__EXERCISE PROMPT__
Search the listing below for the word "crewmates" and copy each line that holds it.
=-=-=-=-=
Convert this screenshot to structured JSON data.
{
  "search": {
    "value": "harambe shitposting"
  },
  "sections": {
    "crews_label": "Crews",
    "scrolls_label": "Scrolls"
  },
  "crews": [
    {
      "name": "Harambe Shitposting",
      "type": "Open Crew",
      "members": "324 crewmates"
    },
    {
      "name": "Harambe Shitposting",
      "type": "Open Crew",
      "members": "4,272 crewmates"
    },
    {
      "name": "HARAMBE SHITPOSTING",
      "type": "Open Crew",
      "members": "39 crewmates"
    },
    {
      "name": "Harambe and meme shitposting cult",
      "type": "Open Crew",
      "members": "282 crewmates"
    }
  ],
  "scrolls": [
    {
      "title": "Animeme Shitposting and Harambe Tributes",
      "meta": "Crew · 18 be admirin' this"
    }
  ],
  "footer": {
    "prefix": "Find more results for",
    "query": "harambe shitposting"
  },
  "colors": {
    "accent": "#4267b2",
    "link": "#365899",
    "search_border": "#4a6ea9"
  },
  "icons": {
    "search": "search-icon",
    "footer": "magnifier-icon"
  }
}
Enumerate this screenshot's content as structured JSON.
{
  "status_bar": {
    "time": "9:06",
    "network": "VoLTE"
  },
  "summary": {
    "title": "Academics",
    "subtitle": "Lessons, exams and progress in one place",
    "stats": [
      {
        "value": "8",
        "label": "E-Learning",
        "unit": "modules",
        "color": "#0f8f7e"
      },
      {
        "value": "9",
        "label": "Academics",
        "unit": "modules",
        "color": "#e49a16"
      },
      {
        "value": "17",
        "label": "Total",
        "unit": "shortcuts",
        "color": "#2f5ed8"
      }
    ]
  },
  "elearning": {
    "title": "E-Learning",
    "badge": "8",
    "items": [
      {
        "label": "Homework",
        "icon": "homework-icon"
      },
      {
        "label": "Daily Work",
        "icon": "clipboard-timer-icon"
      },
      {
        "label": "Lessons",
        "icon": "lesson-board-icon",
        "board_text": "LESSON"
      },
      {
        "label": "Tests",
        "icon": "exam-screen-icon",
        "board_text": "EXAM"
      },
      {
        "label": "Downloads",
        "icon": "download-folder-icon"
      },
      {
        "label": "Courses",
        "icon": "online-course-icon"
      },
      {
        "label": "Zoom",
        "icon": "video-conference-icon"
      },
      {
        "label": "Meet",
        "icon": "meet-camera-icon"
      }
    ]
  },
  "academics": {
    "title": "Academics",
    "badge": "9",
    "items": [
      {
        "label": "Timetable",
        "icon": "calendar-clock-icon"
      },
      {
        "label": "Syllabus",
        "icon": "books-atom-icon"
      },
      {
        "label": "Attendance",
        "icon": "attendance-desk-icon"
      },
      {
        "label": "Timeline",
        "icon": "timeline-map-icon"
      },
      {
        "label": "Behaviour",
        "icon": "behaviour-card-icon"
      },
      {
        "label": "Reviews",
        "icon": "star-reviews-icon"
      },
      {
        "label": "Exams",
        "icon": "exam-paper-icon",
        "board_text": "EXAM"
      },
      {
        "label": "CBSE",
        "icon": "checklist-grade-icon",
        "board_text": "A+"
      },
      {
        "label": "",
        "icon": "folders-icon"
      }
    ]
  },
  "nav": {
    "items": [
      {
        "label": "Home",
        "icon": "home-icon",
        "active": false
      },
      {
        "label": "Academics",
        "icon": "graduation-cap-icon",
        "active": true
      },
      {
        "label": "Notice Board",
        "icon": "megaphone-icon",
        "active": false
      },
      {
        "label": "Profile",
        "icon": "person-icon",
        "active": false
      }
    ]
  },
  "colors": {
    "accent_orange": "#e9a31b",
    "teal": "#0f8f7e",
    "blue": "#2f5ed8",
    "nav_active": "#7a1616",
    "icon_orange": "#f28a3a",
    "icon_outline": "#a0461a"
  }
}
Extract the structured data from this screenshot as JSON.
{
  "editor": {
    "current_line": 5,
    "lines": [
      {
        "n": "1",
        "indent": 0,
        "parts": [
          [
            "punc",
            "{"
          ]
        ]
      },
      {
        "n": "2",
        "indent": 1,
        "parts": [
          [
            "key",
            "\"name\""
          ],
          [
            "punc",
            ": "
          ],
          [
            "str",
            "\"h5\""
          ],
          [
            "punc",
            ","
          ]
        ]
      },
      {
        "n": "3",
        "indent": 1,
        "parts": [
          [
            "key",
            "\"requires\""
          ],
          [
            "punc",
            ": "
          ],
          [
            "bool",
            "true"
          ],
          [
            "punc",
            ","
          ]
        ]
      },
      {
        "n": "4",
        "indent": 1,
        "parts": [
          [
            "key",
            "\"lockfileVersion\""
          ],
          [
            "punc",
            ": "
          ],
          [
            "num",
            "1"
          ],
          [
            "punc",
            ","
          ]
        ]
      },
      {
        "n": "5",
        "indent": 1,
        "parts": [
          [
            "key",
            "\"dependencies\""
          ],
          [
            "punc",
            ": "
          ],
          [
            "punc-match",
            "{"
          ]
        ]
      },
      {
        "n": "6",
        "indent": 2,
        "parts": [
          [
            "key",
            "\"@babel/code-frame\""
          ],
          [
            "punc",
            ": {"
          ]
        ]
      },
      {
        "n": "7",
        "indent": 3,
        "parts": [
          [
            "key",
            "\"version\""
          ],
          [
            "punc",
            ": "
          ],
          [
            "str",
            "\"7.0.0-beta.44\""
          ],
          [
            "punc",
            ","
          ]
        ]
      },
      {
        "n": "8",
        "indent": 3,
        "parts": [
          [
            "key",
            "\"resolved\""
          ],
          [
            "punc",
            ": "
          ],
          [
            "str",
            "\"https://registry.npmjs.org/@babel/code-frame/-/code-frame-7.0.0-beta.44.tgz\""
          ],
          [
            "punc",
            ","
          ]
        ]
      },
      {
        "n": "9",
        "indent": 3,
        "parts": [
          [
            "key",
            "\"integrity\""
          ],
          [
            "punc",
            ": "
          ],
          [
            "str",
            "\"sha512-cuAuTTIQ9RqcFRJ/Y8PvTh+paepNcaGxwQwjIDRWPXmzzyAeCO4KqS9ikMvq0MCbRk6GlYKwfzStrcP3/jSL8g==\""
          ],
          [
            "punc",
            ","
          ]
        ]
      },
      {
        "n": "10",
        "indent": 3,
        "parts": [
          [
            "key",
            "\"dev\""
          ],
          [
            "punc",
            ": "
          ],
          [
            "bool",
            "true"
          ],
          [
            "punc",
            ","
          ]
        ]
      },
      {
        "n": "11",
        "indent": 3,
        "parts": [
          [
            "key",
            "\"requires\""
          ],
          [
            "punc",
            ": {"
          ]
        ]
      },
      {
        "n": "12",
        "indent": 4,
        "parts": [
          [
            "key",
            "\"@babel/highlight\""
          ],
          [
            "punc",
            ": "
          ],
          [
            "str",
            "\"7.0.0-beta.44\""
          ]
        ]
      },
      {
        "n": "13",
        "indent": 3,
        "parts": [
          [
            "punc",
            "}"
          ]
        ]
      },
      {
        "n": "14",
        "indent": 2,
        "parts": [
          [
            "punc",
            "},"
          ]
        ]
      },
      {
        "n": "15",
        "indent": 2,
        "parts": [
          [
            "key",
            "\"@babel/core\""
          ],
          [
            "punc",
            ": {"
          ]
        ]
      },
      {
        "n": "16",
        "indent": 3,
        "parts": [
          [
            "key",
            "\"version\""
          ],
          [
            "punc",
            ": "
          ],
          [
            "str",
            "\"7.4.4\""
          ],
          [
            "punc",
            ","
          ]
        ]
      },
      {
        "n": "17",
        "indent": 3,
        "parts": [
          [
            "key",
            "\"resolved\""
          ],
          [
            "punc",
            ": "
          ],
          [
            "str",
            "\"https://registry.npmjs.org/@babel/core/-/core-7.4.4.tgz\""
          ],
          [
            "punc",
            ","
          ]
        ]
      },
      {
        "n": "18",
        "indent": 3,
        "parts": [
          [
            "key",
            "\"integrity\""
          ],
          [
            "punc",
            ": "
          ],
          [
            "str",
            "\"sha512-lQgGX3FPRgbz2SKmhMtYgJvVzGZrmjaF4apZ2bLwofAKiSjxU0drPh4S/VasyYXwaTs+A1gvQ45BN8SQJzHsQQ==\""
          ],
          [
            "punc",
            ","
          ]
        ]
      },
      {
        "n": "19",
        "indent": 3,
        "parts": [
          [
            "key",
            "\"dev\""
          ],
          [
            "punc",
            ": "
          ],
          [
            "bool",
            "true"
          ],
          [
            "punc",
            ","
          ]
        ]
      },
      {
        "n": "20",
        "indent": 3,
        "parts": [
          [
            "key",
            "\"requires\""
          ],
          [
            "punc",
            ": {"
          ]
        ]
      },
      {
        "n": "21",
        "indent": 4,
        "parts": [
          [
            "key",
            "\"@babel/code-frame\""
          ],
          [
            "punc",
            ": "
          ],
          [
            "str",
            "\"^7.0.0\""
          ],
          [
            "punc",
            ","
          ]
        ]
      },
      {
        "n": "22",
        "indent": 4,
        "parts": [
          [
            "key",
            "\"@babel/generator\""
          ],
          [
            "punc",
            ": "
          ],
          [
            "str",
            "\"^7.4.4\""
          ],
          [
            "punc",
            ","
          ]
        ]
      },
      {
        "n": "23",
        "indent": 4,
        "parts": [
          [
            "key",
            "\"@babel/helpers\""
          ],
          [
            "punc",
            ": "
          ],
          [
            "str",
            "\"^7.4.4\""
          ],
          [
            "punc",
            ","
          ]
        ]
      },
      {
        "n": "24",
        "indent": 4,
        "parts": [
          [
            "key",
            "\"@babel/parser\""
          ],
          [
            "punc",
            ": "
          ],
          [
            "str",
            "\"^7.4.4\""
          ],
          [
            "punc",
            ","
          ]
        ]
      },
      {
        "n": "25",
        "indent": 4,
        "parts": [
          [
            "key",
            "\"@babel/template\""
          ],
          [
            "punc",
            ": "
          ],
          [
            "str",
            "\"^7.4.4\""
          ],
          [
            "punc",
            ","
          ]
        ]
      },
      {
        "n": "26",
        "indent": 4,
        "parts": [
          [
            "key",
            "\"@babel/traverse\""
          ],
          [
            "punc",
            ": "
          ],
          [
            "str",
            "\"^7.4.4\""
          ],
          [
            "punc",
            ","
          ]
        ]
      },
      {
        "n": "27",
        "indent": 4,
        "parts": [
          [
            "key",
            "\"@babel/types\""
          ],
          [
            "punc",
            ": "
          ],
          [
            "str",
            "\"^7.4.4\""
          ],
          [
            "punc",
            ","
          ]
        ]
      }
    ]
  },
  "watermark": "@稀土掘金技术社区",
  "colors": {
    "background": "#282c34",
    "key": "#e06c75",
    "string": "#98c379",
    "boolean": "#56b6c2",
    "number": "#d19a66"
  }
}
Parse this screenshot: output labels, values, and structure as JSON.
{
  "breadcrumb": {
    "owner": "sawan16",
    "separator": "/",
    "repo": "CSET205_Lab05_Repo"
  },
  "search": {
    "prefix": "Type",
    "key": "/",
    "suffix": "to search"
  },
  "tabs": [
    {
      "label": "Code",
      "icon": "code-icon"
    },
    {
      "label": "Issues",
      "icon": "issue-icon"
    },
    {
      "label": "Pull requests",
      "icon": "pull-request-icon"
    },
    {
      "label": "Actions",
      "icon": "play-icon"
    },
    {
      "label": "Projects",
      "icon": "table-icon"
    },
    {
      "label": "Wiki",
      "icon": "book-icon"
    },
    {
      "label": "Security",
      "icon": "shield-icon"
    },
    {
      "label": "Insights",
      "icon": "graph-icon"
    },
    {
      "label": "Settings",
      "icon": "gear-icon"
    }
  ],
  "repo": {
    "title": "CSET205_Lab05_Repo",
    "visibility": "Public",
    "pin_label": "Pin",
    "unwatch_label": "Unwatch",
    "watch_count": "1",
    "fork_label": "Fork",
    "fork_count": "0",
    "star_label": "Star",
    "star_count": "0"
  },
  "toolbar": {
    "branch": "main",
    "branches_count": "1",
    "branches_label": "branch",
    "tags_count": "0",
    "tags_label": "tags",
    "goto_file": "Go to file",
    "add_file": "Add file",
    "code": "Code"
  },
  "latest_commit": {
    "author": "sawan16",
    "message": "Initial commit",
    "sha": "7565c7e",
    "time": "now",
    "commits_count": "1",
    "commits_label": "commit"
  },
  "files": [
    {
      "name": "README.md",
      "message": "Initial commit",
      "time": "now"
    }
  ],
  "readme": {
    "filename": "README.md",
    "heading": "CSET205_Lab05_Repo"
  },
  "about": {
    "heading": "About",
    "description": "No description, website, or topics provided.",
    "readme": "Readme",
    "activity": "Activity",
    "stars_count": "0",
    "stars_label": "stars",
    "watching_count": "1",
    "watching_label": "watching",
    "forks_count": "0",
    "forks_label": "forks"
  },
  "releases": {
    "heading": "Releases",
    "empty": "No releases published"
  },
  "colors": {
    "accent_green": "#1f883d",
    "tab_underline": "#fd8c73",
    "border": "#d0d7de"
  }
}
=-=-=-=-=
__CORRECT OUTPUT__
      "members": "324 crewmates"
      "members": "4,272 crewmates"
      "members": "39 crewmates"
      "members": "282 crewmates"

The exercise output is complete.